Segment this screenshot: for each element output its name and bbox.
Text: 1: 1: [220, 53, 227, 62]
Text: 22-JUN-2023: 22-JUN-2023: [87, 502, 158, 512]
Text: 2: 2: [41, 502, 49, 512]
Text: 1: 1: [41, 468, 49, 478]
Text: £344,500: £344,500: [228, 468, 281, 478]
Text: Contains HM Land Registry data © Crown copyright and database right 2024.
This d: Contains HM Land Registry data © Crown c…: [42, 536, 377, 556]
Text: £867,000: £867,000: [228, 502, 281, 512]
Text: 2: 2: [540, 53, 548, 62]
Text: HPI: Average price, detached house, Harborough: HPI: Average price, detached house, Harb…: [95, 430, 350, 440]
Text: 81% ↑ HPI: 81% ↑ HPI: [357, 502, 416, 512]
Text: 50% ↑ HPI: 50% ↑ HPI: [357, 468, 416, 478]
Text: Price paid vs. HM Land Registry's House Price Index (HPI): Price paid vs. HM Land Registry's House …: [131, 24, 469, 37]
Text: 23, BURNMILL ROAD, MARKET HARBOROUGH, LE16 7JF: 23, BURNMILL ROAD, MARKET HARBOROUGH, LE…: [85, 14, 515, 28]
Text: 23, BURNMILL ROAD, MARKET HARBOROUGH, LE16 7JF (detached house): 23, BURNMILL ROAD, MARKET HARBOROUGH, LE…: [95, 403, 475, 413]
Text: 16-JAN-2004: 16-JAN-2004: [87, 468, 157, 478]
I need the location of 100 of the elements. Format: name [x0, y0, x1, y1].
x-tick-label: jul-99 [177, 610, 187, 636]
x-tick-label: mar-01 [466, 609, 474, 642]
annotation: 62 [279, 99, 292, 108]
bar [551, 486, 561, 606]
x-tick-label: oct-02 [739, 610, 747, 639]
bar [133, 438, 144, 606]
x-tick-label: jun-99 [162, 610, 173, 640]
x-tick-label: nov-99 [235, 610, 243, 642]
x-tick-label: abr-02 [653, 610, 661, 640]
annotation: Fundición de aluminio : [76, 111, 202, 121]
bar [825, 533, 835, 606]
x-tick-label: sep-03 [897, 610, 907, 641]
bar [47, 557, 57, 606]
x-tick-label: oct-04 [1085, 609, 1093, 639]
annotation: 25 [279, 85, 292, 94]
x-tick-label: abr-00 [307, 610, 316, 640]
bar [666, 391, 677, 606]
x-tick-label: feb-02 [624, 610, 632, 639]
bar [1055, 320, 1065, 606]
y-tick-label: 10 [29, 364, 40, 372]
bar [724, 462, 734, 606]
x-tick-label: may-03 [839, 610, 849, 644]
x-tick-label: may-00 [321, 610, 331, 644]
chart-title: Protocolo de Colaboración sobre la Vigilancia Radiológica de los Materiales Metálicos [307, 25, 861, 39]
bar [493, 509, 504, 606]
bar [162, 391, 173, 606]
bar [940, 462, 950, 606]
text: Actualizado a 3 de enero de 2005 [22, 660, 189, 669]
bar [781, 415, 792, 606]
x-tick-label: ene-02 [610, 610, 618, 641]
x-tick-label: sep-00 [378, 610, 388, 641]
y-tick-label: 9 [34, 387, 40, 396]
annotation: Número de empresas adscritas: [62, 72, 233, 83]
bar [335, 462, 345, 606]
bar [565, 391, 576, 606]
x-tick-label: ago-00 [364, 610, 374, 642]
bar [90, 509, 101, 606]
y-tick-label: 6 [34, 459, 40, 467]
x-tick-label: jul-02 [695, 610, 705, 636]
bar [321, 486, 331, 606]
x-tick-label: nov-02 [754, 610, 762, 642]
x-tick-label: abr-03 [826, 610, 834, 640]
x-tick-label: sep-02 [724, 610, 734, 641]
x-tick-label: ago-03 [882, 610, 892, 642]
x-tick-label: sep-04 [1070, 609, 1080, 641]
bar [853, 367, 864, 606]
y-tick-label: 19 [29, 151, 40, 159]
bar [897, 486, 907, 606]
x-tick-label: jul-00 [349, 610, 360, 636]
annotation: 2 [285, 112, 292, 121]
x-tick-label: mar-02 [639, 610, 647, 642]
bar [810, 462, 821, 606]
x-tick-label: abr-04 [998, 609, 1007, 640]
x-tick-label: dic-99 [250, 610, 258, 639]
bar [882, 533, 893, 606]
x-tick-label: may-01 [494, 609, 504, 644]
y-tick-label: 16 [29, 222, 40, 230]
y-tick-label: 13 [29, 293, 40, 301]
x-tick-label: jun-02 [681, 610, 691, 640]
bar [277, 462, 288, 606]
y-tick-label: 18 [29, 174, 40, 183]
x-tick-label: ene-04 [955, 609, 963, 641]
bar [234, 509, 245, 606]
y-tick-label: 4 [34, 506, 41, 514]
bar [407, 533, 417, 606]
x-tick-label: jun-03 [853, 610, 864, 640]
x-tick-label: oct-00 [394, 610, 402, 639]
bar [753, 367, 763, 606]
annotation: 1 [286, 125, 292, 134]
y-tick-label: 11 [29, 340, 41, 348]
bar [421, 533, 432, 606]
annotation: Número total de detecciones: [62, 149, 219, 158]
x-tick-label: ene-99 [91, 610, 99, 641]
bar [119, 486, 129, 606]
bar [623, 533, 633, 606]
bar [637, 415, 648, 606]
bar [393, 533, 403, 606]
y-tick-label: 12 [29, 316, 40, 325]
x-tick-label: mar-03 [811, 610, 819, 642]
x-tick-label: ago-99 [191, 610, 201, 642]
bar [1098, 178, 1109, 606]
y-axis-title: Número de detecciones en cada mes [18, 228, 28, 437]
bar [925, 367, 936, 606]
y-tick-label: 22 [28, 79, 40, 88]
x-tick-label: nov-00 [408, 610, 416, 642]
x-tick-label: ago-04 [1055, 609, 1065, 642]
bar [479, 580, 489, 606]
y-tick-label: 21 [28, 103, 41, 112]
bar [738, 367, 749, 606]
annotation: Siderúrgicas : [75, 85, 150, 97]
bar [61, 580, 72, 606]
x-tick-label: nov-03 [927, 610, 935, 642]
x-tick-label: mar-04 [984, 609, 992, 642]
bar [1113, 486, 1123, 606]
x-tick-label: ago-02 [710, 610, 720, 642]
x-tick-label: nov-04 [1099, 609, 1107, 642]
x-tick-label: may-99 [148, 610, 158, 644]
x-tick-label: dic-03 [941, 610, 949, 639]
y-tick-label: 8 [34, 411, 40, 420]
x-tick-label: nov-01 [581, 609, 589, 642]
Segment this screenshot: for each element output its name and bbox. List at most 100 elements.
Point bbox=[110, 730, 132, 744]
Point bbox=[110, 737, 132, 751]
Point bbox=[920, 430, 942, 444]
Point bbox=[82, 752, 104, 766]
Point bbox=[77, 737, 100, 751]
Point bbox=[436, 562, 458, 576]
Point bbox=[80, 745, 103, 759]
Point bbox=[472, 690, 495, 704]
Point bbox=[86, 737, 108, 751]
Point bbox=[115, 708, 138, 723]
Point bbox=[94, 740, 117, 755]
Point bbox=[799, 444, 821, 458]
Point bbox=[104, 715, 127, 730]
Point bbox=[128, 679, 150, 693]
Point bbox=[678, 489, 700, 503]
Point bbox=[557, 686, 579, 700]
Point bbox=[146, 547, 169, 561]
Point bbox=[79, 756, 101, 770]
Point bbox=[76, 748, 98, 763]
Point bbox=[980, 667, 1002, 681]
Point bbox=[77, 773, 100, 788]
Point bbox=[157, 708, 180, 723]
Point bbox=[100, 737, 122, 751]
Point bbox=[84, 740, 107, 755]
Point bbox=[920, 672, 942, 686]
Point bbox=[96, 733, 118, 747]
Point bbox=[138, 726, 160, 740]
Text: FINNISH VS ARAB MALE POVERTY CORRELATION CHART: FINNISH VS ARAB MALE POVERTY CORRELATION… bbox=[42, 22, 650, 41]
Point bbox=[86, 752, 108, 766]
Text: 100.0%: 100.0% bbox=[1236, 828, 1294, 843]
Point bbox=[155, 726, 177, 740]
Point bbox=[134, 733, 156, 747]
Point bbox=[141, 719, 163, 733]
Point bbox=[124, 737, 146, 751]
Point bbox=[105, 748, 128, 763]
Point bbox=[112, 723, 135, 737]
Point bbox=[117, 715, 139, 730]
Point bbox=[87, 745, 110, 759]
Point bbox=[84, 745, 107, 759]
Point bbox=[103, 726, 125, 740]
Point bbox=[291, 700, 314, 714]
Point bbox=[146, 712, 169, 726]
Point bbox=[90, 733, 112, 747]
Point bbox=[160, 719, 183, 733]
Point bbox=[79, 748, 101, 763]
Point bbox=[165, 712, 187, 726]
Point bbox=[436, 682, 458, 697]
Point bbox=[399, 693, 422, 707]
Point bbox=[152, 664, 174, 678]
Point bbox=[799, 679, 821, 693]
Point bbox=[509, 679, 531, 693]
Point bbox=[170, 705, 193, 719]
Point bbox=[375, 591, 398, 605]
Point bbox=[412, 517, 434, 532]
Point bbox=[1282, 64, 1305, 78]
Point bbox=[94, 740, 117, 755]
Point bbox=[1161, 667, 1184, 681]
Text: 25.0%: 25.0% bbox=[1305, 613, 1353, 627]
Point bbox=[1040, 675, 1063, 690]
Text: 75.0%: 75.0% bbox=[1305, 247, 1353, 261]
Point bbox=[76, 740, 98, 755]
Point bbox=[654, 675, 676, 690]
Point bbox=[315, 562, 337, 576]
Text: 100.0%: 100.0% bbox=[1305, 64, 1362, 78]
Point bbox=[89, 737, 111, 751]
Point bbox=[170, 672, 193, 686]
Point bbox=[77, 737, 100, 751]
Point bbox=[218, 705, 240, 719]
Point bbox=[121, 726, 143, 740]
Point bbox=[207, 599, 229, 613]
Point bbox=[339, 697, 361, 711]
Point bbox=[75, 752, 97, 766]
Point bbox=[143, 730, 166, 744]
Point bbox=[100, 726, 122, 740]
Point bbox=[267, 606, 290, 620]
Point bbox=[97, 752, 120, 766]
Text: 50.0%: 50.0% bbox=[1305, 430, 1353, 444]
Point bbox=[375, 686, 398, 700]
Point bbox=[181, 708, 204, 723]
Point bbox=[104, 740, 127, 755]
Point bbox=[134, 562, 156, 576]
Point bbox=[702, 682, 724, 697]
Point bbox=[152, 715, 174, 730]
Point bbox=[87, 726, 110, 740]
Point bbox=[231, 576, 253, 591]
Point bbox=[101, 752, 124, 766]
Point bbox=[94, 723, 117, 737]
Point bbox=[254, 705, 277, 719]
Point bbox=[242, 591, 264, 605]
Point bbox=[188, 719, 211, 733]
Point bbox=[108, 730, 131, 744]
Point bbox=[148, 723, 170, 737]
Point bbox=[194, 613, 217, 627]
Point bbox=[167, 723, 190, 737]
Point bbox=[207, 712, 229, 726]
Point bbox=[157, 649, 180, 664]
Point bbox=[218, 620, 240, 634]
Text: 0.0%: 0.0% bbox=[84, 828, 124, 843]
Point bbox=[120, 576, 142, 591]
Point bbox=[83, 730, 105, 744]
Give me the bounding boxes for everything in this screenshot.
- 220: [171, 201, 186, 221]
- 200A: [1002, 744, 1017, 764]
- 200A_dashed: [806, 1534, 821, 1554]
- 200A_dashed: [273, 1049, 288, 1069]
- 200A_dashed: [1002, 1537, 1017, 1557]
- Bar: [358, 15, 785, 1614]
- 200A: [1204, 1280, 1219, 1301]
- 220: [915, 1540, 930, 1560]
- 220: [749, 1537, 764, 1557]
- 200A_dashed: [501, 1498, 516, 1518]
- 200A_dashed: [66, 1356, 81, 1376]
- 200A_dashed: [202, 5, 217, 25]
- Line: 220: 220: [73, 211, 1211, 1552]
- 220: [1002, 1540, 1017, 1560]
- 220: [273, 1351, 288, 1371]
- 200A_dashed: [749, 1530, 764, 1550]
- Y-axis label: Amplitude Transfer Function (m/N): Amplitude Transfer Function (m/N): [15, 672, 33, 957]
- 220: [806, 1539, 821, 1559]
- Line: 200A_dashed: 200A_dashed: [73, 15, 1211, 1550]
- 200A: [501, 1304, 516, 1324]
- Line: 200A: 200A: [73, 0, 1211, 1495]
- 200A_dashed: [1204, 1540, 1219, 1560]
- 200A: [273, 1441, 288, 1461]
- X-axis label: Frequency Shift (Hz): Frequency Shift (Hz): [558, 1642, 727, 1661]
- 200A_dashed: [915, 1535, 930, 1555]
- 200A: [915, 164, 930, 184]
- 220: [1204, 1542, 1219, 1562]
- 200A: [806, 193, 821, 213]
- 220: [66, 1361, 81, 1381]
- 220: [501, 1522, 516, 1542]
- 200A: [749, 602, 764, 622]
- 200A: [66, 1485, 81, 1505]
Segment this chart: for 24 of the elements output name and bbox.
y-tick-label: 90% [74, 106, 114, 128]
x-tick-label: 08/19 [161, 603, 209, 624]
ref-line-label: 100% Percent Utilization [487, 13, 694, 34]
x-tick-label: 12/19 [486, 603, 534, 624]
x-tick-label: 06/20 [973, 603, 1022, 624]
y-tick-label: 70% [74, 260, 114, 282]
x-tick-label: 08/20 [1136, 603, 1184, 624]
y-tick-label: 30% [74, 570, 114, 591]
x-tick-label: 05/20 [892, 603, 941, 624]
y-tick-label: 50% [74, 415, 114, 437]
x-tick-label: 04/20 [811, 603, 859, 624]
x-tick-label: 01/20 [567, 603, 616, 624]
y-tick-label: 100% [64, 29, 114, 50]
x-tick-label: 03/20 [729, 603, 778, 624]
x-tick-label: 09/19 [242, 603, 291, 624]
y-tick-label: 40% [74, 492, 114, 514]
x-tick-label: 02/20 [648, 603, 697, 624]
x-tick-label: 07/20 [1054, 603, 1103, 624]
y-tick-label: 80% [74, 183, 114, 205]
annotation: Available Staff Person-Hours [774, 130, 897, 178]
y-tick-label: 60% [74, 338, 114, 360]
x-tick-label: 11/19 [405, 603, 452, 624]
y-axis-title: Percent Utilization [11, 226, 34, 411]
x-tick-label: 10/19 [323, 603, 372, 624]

****************************************

- **Written exercise**: Copy the listing word for word, starting at its first line and ending at the line that contains "x-tick-label: mar-01 [466, 609, 474, 642]", with both of those lines included.

- **Task result**:
Segment this screenshot: for each element output its name and bbox.
Text: 1: 1: [220, 53, 227, 62]
Text: 22-JUN-2023: 22-JUN-2023: [87, 502, 158, 512]
Text: 2: 2: [41, 502, 49, 512]
Text: 1: 1: [41, 468, 49, 478]
Text: £344,500: £344,500: [228, 468, 281, 478]
Text: Contains HM Land Registry data © Crown copyright and database right 2024.
This d: Contains HM Land Registry data © Crown c…: [42, 536, 377, 556]
Text: £867,000: £867,000: [228, 502, 281, 512]
Text: 2: 2: [540, 53, 548, 62]
Text: HPI: Average price, detached house, Harborough: HPI: Average price, detached house, Harb…: [95, 430, 350, 440]
Text: 81% ↑ HPI: 81% ↑ HPI: [357, 502, 416, 512]
Text: 50% ↑ HPI: 50% ↑ HPI: [357, 468, 416, 478]
Text: Price paid vs. HM Land Registry's House Price Index (HPI): Price paid vs. HM Land Registry's House …: [131, 24, 469, 37]
Text: 23, BURNMILL ROAD, MARKET HARBOROUGH, LE16 7JF: 23, BURNMILL ROAD, MARKET HARBOROUGH, LE…: [85, 14, 515, 28]
Text: 23, BURNMILL ROAD, MARKET HARBOROUGH, LE16 7JF (detached house): 23, BURNMILL ROAD, MARKET HARBOROUGH, LE…: [95, 403, 475, 413]
Text: 16-JAN-2004: 16-JAN-2004: [87, 468, 157, 478]
I need the location of 100 of the elements. Format: name [x0, y0, x1, y1].
x-tick-label: jul-99 [177, 610, 187, 636]
x-tick-label: mar-01 [466, 609, 474, 642]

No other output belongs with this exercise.